* [Your goal]: Whenever a line below holds the word "ffffff", copy that line.

---------------

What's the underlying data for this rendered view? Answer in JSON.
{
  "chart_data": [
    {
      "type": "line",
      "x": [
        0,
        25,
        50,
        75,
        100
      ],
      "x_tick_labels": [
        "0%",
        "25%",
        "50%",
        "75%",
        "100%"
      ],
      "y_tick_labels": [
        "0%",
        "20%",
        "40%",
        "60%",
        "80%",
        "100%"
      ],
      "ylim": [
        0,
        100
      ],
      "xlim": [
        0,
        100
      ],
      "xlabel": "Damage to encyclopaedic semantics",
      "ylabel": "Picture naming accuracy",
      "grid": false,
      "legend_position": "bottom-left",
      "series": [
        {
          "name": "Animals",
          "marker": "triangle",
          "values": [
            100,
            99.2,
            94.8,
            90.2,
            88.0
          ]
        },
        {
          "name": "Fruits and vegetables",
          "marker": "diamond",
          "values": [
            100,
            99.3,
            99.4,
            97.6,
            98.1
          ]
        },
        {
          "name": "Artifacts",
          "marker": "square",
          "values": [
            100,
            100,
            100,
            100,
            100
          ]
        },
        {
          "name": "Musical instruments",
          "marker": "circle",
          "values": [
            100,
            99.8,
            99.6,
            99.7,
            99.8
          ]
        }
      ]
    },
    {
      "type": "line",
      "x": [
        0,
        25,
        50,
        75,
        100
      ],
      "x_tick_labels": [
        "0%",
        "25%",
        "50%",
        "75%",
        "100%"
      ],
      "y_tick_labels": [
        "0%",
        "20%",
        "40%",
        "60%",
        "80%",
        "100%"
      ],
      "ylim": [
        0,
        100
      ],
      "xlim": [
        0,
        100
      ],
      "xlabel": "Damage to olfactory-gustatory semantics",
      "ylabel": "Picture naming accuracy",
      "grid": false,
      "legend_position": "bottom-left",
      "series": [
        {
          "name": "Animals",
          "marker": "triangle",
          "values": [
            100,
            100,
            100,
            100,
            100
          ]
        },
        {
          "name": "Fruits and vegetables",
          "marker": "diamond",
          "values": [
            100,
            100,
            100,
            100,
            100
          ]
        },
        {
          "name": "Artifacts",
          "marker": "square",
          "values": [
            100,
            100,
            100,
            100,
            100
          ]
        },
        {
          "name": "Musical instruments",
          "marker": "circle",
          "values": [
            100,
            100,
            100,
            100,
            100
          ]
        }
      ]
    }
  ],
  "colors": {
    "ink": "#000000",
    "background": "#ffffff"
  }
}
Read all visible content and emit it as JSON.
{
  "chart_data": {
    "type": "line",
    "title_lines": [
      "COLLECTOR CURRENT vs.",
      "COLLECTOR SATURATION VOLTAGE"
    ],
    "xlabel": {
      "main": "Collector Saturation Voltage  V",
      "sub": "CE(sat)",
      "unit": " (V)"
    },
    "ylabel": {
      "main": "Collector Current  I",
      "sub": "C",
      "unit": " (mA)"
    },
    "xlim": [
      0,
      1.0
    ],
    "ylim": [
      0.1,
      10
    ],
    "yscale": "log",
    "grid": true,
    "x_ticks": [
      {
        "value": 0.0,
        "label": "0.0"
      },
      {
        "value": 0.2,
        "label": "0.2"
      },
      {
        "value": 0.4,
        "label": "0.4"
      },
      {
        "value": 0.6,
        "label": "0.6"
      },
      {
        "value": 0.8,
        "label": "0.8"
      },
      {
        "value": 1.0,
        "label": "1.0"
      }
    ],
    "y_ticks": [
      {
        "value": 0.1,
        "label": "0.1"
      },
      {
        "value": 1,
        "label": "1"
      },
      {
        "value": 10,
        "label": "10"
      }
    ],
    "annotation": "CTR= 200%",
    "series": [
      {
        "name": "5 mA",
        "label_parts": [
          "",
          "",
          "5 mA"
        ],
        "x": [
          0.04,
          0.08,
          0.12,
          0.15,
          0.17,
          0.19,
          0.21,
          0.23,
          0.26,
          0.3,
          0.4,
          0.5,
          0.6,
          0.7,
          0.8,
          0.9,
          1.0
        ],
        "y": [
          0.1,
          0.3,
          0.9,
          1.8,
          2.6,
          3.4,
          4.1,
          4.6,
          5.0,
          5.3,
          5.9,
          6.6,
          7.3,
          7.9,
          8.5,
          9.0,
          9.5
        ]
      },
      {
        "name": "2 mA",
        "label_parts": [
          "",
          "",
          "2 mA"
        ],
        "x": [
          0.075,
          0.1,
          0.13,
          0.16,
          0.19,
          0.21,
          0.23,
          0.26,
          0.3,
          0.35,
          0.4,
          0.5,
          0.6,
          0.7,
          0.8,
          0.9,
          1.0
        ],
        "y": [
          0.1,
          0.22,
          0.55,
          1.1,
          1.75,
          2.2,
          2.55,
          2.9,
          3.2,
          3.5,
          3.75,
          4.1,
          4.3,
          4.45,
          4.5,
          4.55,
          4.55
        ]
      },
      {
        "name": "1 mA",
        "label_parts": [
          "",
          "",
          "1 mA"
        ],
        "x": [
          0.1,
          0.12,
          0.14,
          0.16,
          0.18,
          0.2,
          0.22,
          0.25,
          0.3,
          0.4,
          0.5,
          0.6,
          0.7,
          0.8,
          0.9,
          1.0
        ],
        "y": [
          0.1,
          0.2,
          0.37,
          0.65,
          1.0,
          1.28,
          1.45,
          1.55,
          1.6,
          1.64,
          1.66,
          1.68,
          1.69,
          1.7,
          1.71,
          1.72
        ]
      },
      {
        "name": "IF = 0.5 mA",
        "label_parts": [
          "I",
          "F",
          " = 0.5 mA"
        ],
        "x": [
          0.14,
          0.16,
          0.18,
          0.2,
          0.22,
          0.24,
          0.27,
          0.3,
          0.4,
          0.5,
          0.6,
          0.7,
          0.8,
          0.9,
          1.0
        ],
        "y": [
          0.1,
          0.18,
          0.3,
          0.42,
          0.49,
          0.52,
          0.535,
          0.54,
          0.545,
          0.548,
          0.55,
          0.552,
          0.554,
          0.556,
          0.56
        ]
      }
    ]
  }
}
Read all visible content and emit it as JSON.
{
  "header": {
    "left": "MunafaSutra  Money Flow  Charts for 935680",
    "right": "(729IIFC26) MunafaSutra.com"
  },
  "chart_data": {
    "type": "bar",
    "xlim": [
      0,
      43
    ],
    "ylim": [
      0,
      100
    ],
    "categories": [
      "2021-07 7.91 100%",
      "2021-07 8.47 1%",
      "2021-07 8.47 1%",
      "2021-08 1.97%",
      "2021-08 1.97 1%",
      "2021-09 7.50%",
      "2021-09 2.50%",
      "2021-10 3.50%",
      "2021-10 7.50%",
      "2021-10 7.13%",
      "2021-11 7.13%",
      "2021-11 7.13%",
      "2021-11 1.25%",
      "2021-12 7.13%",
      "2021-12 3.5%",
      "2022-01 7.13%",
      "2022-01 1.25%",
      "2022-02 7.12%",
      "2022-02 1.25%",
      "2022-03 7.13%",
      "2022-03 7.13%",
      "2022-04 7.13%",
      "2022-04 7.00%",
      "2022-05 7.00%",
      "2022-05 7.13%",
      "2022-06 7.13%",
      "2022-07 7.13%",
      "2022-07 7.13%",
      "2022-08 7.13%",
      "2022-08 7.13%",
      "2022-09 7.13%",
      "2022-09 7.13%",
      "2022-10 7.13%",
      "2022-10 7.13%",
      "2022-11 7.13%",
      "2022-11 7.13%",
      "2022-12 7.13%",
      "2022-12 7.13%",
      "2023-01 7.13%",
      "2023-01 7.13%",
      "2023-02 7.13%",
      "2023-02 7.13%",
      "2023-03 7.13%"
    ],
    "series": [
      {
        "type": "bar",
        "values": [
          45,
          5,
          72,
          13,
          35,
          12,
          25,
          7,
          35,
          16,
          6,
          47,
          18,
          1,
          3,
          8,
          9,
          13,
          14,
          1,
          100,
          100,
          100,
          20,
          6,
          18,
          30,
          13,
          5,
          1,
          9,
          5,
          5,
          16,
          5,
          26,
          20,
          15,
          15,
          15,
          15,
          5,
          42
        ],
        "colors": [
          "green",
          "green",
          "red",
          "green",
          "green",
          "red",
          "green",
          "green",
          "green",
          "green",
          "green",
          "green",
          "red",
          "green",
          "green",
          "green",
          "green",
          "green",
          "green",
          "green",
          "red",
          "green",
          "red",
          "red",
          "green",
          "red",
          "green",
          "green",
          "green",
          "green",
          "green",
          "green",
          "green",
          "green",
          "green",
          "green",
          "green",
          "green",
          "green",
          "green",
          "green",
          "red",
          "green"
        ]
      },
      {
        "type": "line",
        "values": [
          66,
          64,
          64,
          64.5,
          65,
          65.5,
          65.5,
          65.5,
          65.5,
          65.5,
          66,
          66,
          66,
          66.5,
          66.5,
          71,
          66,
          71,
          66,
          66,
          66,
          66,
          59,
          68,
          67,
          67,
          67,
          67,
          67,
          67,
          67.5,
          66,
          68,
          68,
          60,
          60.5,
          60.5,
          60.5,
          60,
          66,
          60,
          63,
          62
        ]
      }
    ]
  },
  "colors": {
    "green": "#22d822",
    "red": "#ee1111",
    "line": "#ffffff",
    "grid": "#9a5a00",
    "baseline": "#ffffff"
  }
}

---------------

* [Solution for this exercise]:
    "background": "#ffffff"
    "line": "#ffffff",
    "baseline": "#ffffff"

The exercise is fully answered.